SUPPLIED TEXT.
--- start ---

Syria neighbours fear future without Assad family

BEIRUT, (Reuters) – From Israel to Iran, Syria’s  neighbours are starting to contemplate the possibility of a  future without the Assad family as Lords of Damascus, and,  whether friends or foes, some don’t like what they see.

Hafez al-Assad

Indeed, some are in denial about what they are witnessing.

Hezbollah, the Lebanese Shi’ite movement widely seen as an  Iranian proxy in the Middle East, purports to believe the  government of President Bashar al-Assad is putting down an  insurrection by armed gangs of Salafi or Sunni Muslim fanatics.

In its report of the Syrian army’s assault on the southern  city of Deraa, epicentre of the revolt which began last month,  Al Manar, Hezbollah’s television, stuck to the official version  that the army responded to citizens’ pleas to put an end to  “killings and terrorising operations by extremist groups”.

Hezbollah greeted with glee uprisings that overthrew  dictatorships in Tunisia and Egypt and championed the rights of  Bahraini protesters against Saudi military intervention to quash  Shi’ite demonstrations.

--- end ---

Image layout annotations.
--- start ---

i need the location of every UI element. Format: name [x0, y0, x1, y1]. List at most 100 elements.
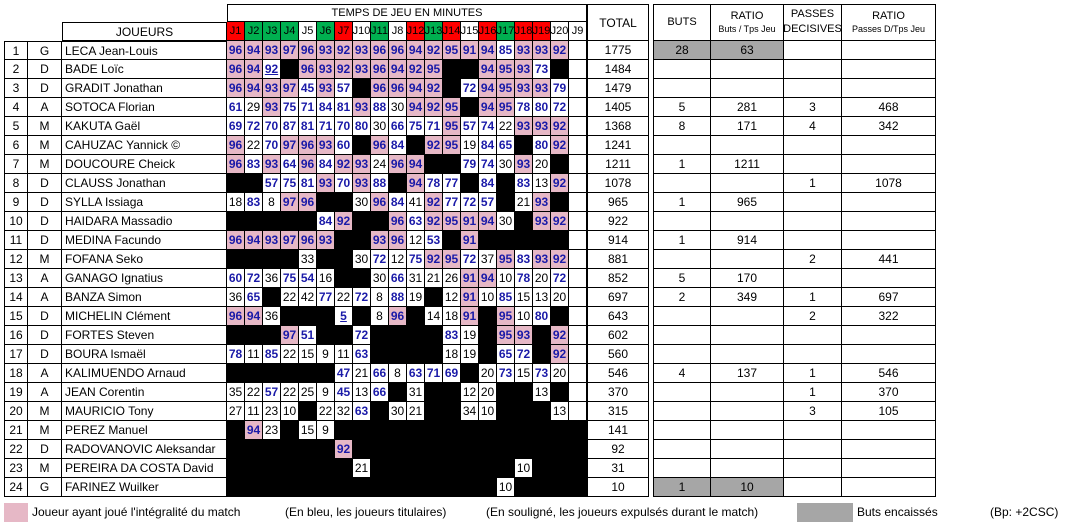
minutes-cell: 93: [515, 117, 533, 136]
matchday-j7: J7: [335, 22, 353, 41]
goals-cell: 5: [653, 98, 711, 117]
minutes-cell: 30: [389, 402, 407, 421]
matchday-j13: J13: [425, 22, 443, 41]
minutes-cell: 36: [263, 307, 281, 326]
matchday-j4: J4: [281, 22, 299, 41]
ratio-goals-cell: [711, 326, 784, 345]
minutes-cell: 83: [515, 250, 533, 269]
minutes-cell: 65: [245, 288, 263, 307]
player-name: GANAGO Ignatius: [62, 269, 227, 288]
minutes-cell: [353, 269, 371, 288]
minutes-cell: 87: [281, 117, 299, 136]
minutes-cell: [227, 459, 245, 478]
minutes-cell: 78: [425, 174, 443, 193]
minutes-cell: 77: [443, 193, 461, 212]
total-cell: 881: [587, 250, 649, 269]
minutes-cell: [497, 459, 515, 478]
ratio-assists-cell: [842, 421, 936, 440]
minutes-cell: 22: [497, 117, 515, 136]
minutes-cell: 96: [299, 231, 317, 250]
minutes-cell: 75: [407, 250, 425, 269]
minutes-cell: [551, 60, 569, 79]
assists-cell: 1: [784, 288, 842, 307]
minutes-cell: 96: [227, 307, 245, 326]
minutes-cell: 72: [551, 269, 569, 288]
minutes-cell: [299, 307, 317, 326]
player-position: M: [28, 459, 62, 478]
minutes-cell: [551, 231, 569, 250]
minutes-cell: 88: [389, 288, 407, 307]
player-position: D: [28, 79, 62, 98]
minutes-cell: 83: [245, 193, 263, 212]
minutes-cell: 72: [245, 269, 263, 288]
minutes-cell: 19: [407, 288, 425, 307]
minutes-cell: 25: [299, 383, 317, 402]
minutes-cell: [461, 60, 479, 79]
minutes-cell: [353, 136, 371, 155]
minutes-cell: [263, 212, 281, 231]
minutes-cell: [407, 136, 425, 155]
minutes-cell: 15: [299, 345, 317, 364]
total-cell: 1484: [587, 60, 649, 79]
goals-cell: 5: [653, 269, 711, 288]
minutes-cell: 84: [389, 193, 407, 212]
goals-cell: [653, 250, 711, 269]
minutes-cell: 92: [335, 60, 353, 79]
ratio-assists-cell: 322: [842, 307, 936, 326]
ratio-assists-sub: Passes D/Tps Jeu: [851, 24, 926, 35]
player-name: PEREIRA DA COSTA David: [62, 459, 227, 478]
minutes-cell: 23: [263, 421, 281, 440]
minutes-cell: 29: [245, 98, 263, 117]
assists-cell: 3: [784, 98, 842, 117]
player-name: MICHELIN Clément: [62, 307, 227, 326]
player-number: 17: [4, 345, 28, 364]
minutes-cell: 93: [533, 250, 551, 269]
minutes-cell: [335, 231, 353, 250]
players-header: JOUEURS: [62, 22, 227, 41]
ratio-assists-cell: [842, 79, 936, 98]
minutes-cell: [533, 326, 551, 345]
player-number: 7: [4, 155, 28, 174]
minutes-cell: 92: [425, 250, 443, 269]
assists-cell: [784, 79, 842, 98]
minutes-cell: 20: [551, 288, 569, 307]
ratio-assists-title: RATIO: [872, 9, 905, 22]
minutes-cell: 94: [407, 155, 425, 174]
player-name: GRADIT Jonathan: [62, 79, 227, 98]
player-position: A: [28, 269, 62, 288]
player-position: M: [28, 250, 62, 269]
minutes-cell: 93: [515, 41, 533, 60]
minutes-cell: [515, 383, 533, 402]
assists-cell: [784, 269, 842, 288]
minutes-cell: 96: [299, 60, 317, 79]
minutes-cell: [299, 402, 317, 421]
minutes-cell: [515, 212, 533, 231]
minutes-cell: 57: [479, 193, 497, 212]
minutes-cell: 84: [317, 98, 335, 117]
minutes-cell: 96: [389, 231, 407, 250]
minutes-cell: [317, 326, 335, 345]
goals-cell: 4: [653, 364, 711, 383]
minutes-cell: 31: [407, 383, 425, 402]
player-number: 24: [4, 478, 28, 497]
minutes-cell: 22: [245, 383, 263, 402]
player-position: D: [28, 345, 62, 364]
minutes-cell: [407, 459, 425, 478]
player-number: 19: [4, 383, 28, 402]
assists-cell: 2: [784, 307, 842, 326]
matchday-j1: J1: [227, 22, 245, 41]
player-number: 21: [4, 421, 28, 440]
minutes-cell: [569, 383, 587, 402]
player-position: A: [28, 98, 62, 117]
minutes-cell: [263, 364, 281, 383]
minutes-cell: 80: [353, 117, 371, 136]
minutes-cell: [461, 174, 479, 193]
matchday-j6: J6: [317, 22, 335, 41]
player-number: 2: [4, 60, 28, 79]
matchday-j18: J18: [515, 22, 533, 41]
minutes-cell: [443, 155, 461, 174]
minutes-cell: 96: [389, 79, 407, 98]
minutes-cell: 94: [407, 41, 425, 60]
minutes-cell: [407, 307, 425, 326]
minutes-cell: [533, 402, 551, 421]
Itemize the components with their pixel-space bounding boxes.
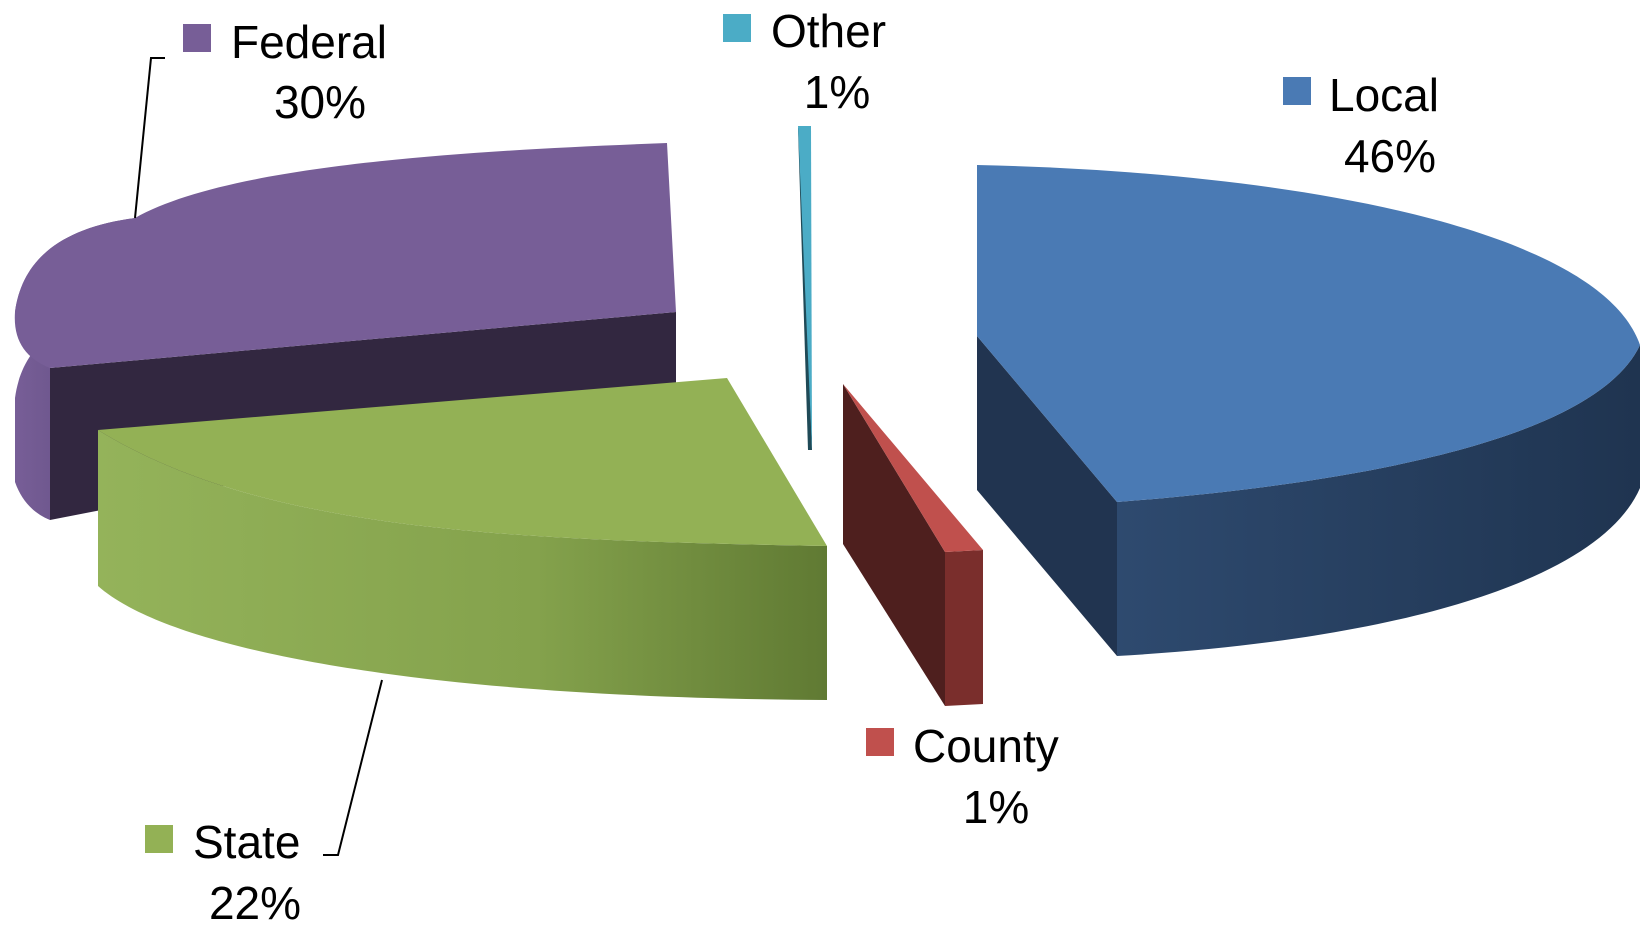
leader-line-federal	[134, 57, 165, 219]
slice-local-top	[977, 165, 1640, 502]
slice-county-side	[945, 550, 983, 706]
legend-swatch-county	[866, 728, 894, 756]
leader-line-state	[323, 679, 383, 856]
label-county-name: County	[913, 720, 1059, 772]
legend-swatch-federal	[183, 24, 211, 52]
label-other-value: 1%	[804, 66, 870, 118]
slice-state-top	[98, 378, 827, 546]
label-other-name: Other	[771, 5, 886, 57]
slice-state-side	[98, 430, 827, 700]
legend-swatch-other	[723, 14, 751, 42]
label-local-name: Local	[1329, 69, 1439, 121]
slice-federal-top	[14, 143, 677, 368]
slice-other-top	[798, 126, 812, 450]
slice-other	[798, 126, 812, 450]
label-local-value: 46%	[1344, 130, 1436, 182]
label-state: State 22%	[145, 816, 301, 929]
legend-swatch-state	[145, 825, 173, 853]
slice-state	[98, 378, 827, 700]
label-other: Other 1%	[723, 5, 886, 118]
slice-county-face	[843, 384, 945, 706]
label-state-name: State	[193, 816, 300, 868]
slice-local	[977, 165, 1640, 656]
label-county-value: 1%	[963, 781, 1029, 833]
label-federal-value: 30%	[274, 76, 366, 128]
slice-local-side	[1117, 345, 1640, 656]
slice-local-face	[977, 336, 1117, 656]
slice-county-top	[843, 384, 983, 552]
label-federal-name: Federal	[231, 16, 387, 68]
slice-county	[843, 384, 983, 706]
label-federal: Federal 30%	[183, 16, 387, 128]
legend-swatch-local	[1283, 77, 1311, 105]
slice-other-face	[798, 128, 812, 450]
label-state-value: 22%	[209, 877, 301, 929]
label-county: County 1%	[866, 720, 1059, 833]
label-local: Local 46%	[1283, 69, 1439, 182]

--- end ---

WORK INSTRUCTIONS.
a. In the article on Syria's neighbors, which city is called the epicenter of the revolt?
b. Carry on the article about Syria's neighbors from the point where it stops.

ANSWER SET.
a. Deraa, in southern Syria.

b.
But it is distinctly unenthusiastic about the risk of losing  the support of a Syrian government which is not only its main  protector but the conduit for arms supplies from Iran.

Tehran, which regards Syria as a close ally in a mainly  Sunni-dominated region suspicious of non-Arab Shi’ite Iran, has  called the revolt in Syria “a Zionist plot”.

Yet Israel too seems deeply uneasy about any change in the  status quo.

Although they are still formally at war, Syria under the  current president and his late father, Hafez al-Assad, has  maintained a stable border with the Jewish state since 1973 even  though Israel still occupies the Golan Heights.

FEAR OF
ISLAMISTS

Israel’s fear — voiced more openly by commentators plugged  in to its security establishment than by politicians — is that  a successful uprising might replace firm Baath party rule with a  more radical government, or one less able or willing to keep  radical forces on a leash.

Although Assad sponsors Hezbollah guerrillas in Lebanon and  Palestinian militant groups Hamas and Islamic Jihad, he has  played a cautious hand.

Behind the strident Arabist rhetoric and ties with Tehran he  has kept the option of peace with Israel in play and sought  acceptance by Western powers.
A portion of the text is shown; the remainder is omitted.